Task instructions —
(1) In the MACRA interview excerpt, in what month does the speaker expect the final rule to arrive?
(2) In the MACRA interview excerpt, take everything from "CMS could also" down to "advanced payment models?" and change "mandatory" to "required" throughout.
(3) List every calendar month named in the MACRA interview excerpt, each once.

Text passage —
++++++
Do you think MACRA will start on January 1 as proposed?
Here’s the way I think it’s going to play out: We get the final rule in November. I do believe that there is going to be an option that says if you want to have a 90-day reporting period, you can start July 1 and end September 30. If you want to start October 1st and end December 31st, and then report in February of 2018, you can do that. It might be voluntary in 2017, with the program really getting off the ground in 2018. It would give people time to test and to have options to see if they can perfect the process.
CMS could also say we’re going to start mandatory reporting October 1. If you want to start July 1 with the test data, that’s great, but no matter what, you have to start October 1. I wouldn’t be surprised about that, either. I think you’re going to have a 90-day reporting period in 2017, either mandatory or voluntary.
What will be key to helping physicians succeed with these new advanced payment models?
My advice is to go ahead and put a plan together for either MIPS and APM engagements or for quality reporting initiatives. Have a plan ready to go and then discuss amongst your team and board in 2016. That is the best way to position. That way, you are deliberately navigating the future of healthcare. You’re not waiting to take what balls are being thrown at you. You have proactively put a strategy in place to navigate it and see revenue increases. Again, it’s not just about surviving, it’s about thriving. I do believe that there will be more money available to you in the future than there is today if you deliberately navigate these new payment and care delivery models.
You have worked with a number of administrations over the last several years. How would you characterize each one as they related to healthcare technology? How will the next administration change the healthcare IT landscape?
++++++
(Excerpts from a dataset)

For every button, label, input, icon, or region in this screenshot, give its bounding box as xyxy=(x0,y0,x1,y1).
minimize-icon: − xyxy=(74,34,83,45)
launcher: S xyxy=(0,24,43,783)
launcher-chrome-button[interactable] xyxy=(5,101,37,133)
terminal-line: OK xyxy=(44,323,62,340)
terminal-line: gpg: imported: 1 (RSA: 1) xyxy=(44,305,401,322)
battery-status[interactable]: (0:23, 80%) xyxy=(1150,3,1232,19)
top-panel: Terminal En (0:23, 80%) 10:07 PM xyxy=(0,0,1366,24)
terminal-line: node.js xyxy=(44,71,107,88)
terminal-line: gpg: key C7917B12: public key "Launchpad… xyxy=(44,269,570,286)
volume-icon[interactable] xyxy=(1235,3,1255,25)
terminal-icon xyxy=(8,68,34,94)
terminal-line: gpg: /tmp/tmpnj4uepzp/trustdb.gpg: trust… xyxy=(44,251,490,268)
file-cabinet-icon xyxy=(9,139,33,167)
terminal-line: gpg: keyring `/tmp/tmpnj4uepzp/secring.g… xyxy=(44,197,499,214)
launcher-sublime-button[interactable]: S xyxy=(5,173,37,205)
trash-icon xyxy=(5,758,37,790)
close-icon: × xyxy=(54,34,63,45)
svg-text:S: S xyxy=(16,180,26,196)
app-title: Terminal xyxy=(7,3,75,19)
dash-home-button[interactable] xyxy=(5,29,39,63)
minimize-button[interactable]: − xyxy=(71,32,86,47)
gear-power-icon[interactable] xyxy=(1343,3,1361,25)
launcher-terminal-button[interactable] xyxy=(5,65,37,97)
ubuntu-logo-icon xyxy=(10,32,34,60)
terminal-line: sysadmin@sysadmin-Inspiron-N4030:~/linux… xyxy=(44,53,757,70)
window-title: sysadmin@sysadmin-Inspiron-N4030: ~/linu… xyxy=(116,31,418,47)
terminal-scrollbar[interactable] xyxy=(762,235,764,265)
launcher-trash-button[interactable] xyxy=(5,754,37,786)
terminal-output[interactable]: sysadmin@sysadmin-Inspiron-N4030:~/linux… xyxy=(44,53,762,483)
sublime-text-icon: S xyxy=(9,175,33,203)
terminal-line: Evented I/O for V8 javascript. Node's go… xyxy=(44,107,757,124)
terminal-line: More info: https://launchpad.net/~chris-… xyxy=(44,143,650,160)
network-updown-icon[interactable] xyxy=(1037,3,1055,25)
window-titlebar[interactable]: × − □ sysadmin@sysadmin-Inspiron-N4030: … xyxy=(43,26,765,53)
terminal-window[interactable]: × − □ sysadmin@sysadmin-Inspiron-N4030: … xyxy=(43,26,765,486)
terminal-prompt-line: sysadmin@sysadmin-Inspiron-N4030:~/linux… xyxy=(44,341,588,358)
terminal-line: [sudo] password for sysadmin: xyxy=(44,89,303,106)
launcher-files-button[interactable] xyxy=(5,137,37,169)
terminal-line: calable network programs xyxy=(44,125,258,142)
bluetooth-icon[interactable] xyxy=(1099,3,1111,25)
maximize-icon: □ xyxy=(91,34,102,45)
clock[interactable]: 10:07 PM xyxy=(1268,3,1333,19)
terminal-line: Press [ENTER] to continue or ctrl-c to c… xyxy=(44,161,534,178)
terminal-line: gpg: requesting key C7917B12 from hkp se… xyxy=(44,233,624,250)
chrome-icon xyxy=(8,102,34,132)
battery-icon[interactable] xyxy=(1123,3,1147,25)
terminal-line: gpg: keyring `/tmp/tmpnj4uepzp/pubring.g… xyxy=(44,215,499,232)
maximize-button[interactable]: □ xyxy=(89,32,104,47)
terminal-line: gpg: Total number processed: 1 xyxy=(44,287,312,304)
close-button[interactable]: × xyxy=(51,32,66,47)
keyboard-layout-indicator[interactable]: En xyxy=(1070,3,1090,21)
++++++
Exercise answers —
(1) November

(2)
CMS could also say we’re going to start required reporting October 1. If you want to start July 1 with the test data, that’s great, but no matter what, you have to start October 1. I wouldn’t be surprised about that, either. I think you’re going to have a 90-day reporting period in 2017, either required or voluntary.
What will be key to helping physicians succeed with these new advanced payment models?

(3) January, November, July, September, October, December, February